— START SUPPLIED ENTRIES —

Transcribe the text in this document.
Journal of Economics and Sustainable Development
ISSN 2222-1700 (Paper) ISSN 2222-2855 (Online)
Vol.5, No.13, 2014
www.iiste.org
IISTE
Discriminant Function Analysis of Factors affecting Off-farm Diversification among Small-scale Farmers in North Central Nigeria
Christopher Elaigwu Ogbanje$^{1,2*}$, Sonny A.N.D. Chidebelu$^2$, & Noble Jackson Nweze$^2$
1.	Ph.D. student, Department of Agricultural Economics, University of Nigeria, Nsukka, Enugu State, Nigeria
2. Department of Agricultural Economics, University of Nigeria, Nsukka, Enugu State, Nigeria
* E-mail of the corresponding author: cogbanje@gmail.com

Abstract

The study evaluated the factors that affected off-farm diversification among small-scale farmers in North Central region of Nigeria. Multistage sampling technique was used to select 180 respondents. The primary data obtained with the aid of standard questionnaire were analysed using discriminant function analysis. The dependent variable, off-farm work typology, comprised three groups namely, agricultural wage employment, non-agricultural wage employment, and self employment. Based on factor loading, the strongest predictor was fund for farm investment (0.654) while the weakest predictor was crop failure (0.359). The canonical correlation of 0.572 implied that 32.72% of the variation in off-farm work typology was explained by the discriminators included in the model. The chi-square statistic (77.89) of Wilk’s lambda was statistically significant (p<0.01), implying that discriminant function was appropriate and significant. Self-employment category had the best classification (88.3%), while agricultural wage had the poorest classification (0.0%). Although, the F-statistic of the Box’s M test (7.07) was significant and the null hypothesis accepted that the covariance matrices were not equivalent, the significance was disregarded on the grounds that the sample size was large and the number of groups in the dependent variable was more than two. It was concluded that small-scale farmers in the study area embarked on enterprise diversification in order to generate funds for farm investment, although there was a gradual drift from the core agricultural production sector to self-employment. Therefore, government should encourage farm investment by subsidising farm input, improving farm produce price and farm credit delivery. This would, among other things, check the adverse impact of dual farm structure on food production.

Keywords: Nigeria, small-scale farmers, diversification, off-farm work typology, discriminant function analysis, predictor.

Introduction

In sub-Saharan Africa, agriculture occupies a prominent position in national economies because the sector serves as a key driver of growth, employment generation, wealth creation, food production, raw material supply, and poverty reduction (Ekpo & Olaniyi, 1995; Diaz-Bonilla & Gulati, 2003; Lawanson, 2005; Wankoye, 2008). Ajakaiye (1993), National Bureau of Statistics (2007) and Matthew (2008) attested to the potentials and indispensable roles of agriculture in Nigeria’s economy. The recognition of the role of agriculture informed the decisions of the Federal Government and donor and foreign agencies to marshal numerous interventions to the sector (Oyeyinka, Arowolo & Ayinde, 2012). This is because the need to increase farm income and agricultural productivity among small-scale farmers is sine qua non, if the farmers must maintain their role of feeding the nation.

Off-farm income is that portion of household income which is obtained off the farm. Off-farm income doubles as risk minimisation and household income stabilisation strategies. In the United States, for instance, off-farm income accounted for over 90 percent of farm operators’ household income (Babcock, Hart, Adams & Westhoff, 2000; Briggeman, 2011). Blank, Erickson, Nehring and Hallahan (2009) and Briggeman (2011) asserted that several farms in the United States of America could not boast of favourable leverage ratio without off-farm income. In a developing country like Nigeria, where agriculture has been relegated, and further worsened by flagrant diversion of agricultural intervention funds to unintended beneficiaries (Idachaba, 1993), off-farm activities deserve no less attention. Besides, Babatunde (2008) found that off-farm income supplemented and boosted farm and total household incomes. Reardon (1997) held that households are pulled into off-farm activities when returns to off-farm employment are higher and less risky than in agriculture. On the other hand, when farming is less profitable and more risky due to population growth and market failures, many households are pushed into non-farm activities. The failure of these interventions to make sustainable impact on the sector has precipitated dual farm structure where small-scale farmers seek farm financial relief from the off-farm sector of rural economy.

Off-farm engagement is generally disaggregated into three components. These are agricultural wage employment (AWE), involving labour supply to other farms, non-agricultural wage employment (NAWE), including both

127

— END SUPPLIED ENTRIES —

● SET PROBLEM
Repeat the records above exactly as they appear.

● REPLY TO THE TASK
Transcribe the text in this document.
Journal of Economics and Sustainable Development
ISSN 2222-1700 (Paper) ISSN 2222-2855 (Online)
Vol.5, No.13, 2014
www.iiste.org
IISTE
Discriminant Function Analysis of Factors affecting Off-farm Diversification among Small-scale Farmers in North Central Nigeria
Christopher Elaigwu Ogbanje$^{1,2*}$, Sonny A.N.D. Chidebelu$^2$, & Noble Jackson Nweze$^2$
1.	Ph.D. student, Department of Agricultural Economics, University of Nigeria, Nsukka, Enugu State, Nigeria
2. Department of Agricultural Economics, University of Nigeria, Nsukka, Enugu State, Nigeria
* E-mail of the corresponding author: cogbanje@gmail.com

Abstract

The study evaluated the factors that affected off-farm diversification among small-scale farmers in North Central region of Nigeria. Multistage sampling technique was used to select 180 respondents. The primary data obtained with the aid of standard questionnaire were analysed using discriminant function analysis. The dependent variable, off-farm work typology, comprised three groups namely, agricultural wage employment, non-agricultural wage employment, and self employment. Based on factor loading, the strongest predictor was fund for farm investment (0.654) while the weakest predictor was crop failure (0.359). The canonical correlation of 0.572 implied that 32.72% of the variation in off-farm work typology was explained by the discriminators included in the model. The chi-square statistic (77.89) of Wilk’s lambda was statistically significant (p<0.01), implying that discriminant function was appropriate and significant. Self-employment category had the best classification (88.3%), while agricultural wage had the poorest classification (0.0%). Although, the F-statistic of the Box’s M test (7.07) was significant and the null hypothesis accepted that the covariance matrices were not equivalent, the significance was disregarded on the grounds that the sample size was large and the number of groups in the dependent variable was more than two. It was concluded that small-scale farmers in the study area embarked on enterprise diversification in order to generate funds for farm investment, although there was a gradual drift from the core agricultural production sector to self-employment. Therefore, government should encourage farm investment by subsidising farm input, improving farm produce price and farm credit delivery. This would, among other things, check the adverse impact of dual farm structure on food production.

Keywords: Nigeria, small-scale farmers, diversification, off-farm work typology, discriminant function analysis, predictor.

Introduction

In sub-Saharan Africa, agriculture occupies a prominent position in national economies because the sector serves as a key driver of growth, employment generation, wealth creation, food production, raw material supply, and poverty reduction (Ekpo & Olaniyi, 1995; Diaz-Bonilla & Gulati, 2003; Lawanson, 2005; Wankoye, 2008). Ajakaiye (1993), National Bureau of Statistics (2007) and Matthew (2008) attested to the potentials and indispensable roles of agriculture in Nigeria’s economy. The recognition of the role of agriculture informed the decisions of the Federal Government and donor and foreign agencies to marshal numerous interventions to the sector (Oyeyinka, Arowolo & Ayinde, 2012). This is because the need to increase farm income and agricultural productivity among small-scale farmers is sine qua non, if the farmers must maintain their role of feeding the nation.

Off-farm income is that portion of household income which is obtained off the farm. Off-farm income doubles as risk minimisation and household income stabilisation strategies. In the United States, for instance, off-farm income accounted for over 90 percent of farm operators’ household income (Babcock, Hart, Adams & Westhoff, 2000; Briggeman, 2011). Blank, Erickson, Nehring and Hallahan (2009) and Briggeman (2011) asserted that several farms in the United States of America could not boast of favourable leverage ratio without off-farm income. In a developing country like Nigeria, where agriculture has been relegated, and further worsened by flagrant diversion of agricultural intervention funds to unintended beneficiaries (Idachaba, 1993), off-farm activities deserve no less attention. Besides, Babatunde (2008) found that off-farm income supplemented and boosted farm and total household incomes. Reardon (1997) held that households are pulled into off-farm activities when returns to off-farm employment are higher and less risky than in agriculture. On the other hand, when farming is less profitable and more risky due to population growth and market failures, many households are pushed into non-farm activities. The failure of these interventions to make sustainable impact on the sector has precipitated dual farm structure where small-scale farmers seek farm financial relief from the off-farm sector of rural economy.

Off-farm engagement is generally disaggregated into three components. These are agricultural wage employment (AWE), involving labour supply to other farms, non-agricultural wage employment (NAWE), including both

127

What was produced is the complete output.